◆ **Objective**
Write out the whole listing word for word.

◆ **Supplied records**

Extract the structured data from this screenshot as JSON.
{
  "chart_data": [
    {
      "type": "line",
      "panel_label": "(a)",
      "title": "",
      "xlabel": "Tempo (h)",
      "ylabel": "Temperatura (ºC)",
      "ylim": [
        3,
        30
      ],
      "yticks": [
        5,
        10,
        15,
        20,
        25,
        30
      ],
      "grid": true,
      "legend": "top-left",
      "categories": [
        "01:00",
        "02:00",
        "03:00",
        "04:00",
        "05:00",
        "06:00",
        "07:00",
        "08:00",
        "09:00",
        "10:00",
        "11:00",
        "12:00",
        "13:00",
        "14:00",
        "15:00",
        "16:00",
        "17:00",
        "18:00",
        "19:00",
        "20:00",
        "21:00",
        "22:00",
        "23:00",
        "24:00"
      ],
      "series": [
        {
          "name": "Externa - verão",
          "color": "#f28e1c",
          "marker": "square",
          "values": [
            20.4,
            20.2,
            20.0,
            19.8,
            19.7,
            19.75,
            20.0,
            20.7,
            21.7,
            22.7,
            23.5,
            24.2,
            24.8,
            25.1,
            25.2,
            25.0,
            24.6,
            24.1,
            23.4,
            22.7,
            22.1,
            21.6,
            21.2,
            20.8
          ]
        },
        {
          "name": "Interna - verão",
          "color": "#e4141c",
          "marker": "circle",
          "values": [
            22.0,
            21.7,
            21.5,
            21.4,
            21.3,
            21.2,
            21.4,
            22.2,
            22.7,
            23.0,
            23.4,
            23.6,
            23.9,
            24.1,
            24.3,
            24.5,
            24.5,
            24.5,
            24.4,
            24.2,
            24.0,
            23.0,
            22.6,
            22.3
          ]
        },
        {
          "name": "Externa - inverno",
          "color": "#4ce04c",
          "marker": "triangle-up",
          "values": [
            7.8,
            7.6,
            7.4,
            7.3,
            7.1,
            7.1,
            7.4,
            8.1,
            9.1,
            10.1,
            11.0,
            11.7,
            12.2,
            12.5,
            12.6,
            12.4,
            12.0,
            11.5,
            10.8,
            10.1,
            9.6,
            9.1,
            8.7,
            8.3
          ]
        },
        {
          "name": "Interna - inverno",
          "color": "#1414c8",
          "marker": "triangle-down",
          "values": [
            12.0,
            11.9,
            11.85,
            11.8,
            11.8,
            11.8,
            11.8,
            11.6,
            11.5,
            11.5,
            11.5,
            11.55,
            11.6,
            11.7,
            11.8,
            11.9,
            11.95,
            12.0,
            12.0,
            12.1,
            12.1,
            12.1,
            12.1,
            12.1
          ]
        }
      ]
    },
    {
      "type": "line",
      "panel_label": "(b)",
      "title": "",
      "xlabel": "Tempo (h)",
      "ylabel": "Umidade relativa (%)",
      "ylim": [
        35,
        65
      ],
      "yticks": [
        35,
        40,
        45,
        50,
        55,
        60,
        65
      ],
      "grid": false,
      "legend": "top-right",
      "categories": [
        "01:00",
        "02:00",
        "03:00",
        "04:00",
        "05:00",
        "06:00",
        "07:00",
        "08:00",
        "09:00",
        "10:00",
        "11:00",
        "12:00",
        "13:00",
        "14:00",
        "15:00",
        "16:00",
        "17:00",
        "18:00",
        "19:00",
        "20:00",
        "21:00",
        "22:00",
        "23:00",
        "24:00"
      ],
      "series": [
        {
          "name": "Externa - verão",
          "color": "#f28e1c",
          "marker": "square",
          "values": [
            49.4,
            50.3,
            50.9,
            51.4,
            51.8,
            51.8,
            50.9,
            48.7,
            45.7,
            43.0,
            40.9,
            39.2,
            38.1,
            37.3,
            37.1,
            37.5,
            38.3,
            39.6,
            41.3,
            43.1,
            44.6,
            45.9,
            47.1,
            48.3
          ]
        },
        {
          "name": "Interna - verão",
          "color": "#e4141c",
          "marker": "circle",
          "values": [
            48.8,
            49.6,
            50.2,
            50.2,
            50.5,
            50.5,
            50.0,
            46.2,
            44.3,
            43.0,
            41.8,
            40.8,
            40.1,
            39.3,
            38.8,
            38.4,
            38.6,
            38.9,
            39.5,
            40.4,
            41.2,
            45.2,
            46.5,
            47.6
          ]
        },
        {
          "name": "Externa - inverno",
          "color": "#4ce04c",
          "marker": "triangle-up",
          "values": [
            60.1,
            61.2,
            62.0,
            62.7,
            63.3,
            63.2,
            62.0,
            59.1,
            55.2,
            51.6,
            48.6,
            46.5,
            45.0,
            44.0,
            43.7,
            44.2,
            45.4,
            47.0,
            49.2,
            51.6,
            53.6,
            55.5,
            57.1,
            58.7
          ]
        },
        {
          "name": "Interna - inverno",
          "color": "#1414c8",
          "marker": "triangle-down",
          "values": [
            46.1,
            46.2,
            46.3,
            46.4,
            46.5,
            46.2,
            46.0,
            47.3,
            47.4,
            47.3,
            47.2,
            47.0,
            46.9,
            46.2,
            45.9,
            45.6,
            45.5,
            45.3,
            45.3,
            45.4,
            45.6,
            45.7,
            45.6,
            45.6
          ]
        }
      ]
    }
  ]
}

◆ **Result**
Extract the structured data from this screenshot as JSON.
{
  "chart_data": [
    {
      "type": "line",
      "panel_label": "(a)",
      "title": "",
      "xlabel": "Tempo (h)",
      "ylabel": "Temperatura (ºC)",
      "ylim": [
        3,
        30
      ],
      "yticks": [
        5,
        10,
        15,
        20,
        25,
        30
      ],
      "grid": true,
      "legend": "top-left",
      "categories": [
        "01:00",
        "02:00",
        "03:00",
        "04:00",
        "05:00",
        "06:00",
        "07:00",
        "08:00",
        "09:00",
        "10:00",
        "11:00",
        "12:00",
        "13:00",
        "14:00",
        "15:00",
        "16:00",
        "17:00",
        "18:00",
        "19:00",
        "20:00",
        "21:00",
        "22:00",
        "23:00",
        "24:00"
      ],
      "series": [
        {
          "name": "Externa - verão",
          "color": "#f28e1c",
          "marker": "square",
          "values": [
            20.4,
            20.2,
            20.0,
            19.8,
            19.7,
            19.75,
            20.0,
            20.7,
            21.7,
            22.7,
            23.5,
            24.2,
            24.8,
            25.1,
            25.2,
            25.0,
            24.6,
            24.1,
            23.4,
            22.7,
            22.1,
            21.6,
            21.2,
            20.8
          ]
        },
        {
          "name": "Interna - verão",
          "color": "#e4141c",
          "marker": "circle",
          "values": [
            22.0,
            21.7,
            21.5,
            21.4,
            21.3,
            21.2,
            21.4,
            22.2,
            22.7,
            23.0,
            23.4,
            23.6,
            23.9,
            24.1,
            24.3,
            24.5,
            24.5,
            24.5,
            24.4,
            24.2,
            24.0,
            23.0,
            22.6,
            22.3
          ]
        },
        {
          "name": "Externa - inverno",
          "color": "#4ce04c",
          "marker": "triangle-up",
          "values": [
            7.8,
            7.6,
            7.4,
            7.3,
            7.1,
            7.1,
            7.4,
            8.1,
            9.1,
            10.1,
            11.0,
            11.7,
            12.2,
            12.5,
            12.6,
            12.4,
            12.0,
            11.5,
            10.8,
            10.1,
            9.6,
            9.1,
            8.7,
            8.3
          ]
        },
        {
          "name": "Interna - inverno",
          "color": "#1414c8",
          "marker": "triangle-down",
          "values": [
            12.0,
            11.9,
            11.85,
            11.8,
            11.8,
            11.8,
            11.8,
            11.6,
            11.5,
            11.5,
            11.5,
            11.55,
            11.6,
            11.7,
            11.8,
            11.9,
            11.95,
            12.0,
            12.0,
            12.1,
            12.1,
            12.1,
            12.1,
            12.1
          ]
        }
      ]
    },
    {
      "type": "line",
      "panel_label": "(b)",
      "title": "",
      "xlabel": "Tempo (h)",
      "ylabel": "Umidade relativa (%)",
      "ylim": [
        35,
        65
      ],
      "yticks": [
        35,
        40,
        45,
        50,
        55,
        60,
        65
      ],
      "grid": false,
      "legend": "top-right",
      "categories": [
        "01:00",
        "02:00",
        "03:00",
        "04:00",
        "05:00",
        "06:00",
        "07:00",
        "08:00",
        "09:00",
        "10:00",
        "11:00",
        "12:00",
        "13:00",
        "14:00",
        "15:00",
        "16:00",
        "17:00",
        "18:00",
        "19:00",
        "20:00",
        "21:00",
        "22:00",
        "23:00",
        "24:00"
      ],
      "series": [
        {
          "name": "Externa - verão",
          "color": "#f28e1c",
          "marker": "square",
          "values": [
            49.4,
            50.3,
            50.9,
            51.4,
            51.8,
            51.8,
            50.9,
            48.7,
            45.7,
            43.0,
            40.9,
            39.2,
            38.1,
            37.3,
            37.1,
            37.5,
            38.3,
            39.6,
            41.3,
            43.1,
            44.6,
            45.9,
            47.1,
            48.3
          ]
        },
        {
          "name": "Interna - verão",
          "color": "#e4141c",
          "marker": "circle",
          "values": [
            48.8,
            49.6,
            50.2,
            50.2,
            50.5,
            50.5,
            50.0,
            46.2,
            44.3,
            43.0,
            41.8,
            40.8,
            40.1,
            39.3,
            38.8,
            38.4,
            38.6,
            38.9,
            39.5,
            40.4,
            41.2,
            45.2,
            46.5,
            47.6
          ]
        },
        {
          "name": "Externa - inverno",
          "color": "#4ce04c",
          "marker": "triangle-up",
          "values": [
            60.1,
            61.2,
            62.0,
            62.7,
            63.3,
            63.2,
            62.0,
            59.1,
            55.2,
            51.6,
            48.6,
            46.5,
            45.0,
            44.0,
            43.7,
            44.2,
            45.4,
            47.0,
            49.2,
            51.6,
            53.6,
            55.5,
            57.1,
            58.7
          ]
        },
        {
          "name": "Interna - inverno",
          "color": "#1414c8",
          "marker": "triangle-down",
          "values": [
            46.1,
            46.2,
            46.3,
            46.4,
            46.5,
            46.2,
            46.0,
            47.3,
            47.4,
            47.3,
            47.2,
            47.0,
            46.9,
            46.2,
            45.9,
            45.6,
            45.5,
            45.3,
            45.3,
            45.4,
            45.6,
            45.7,
            45.6,
            45.6
          ]
        }
      ]
    }
  ]
}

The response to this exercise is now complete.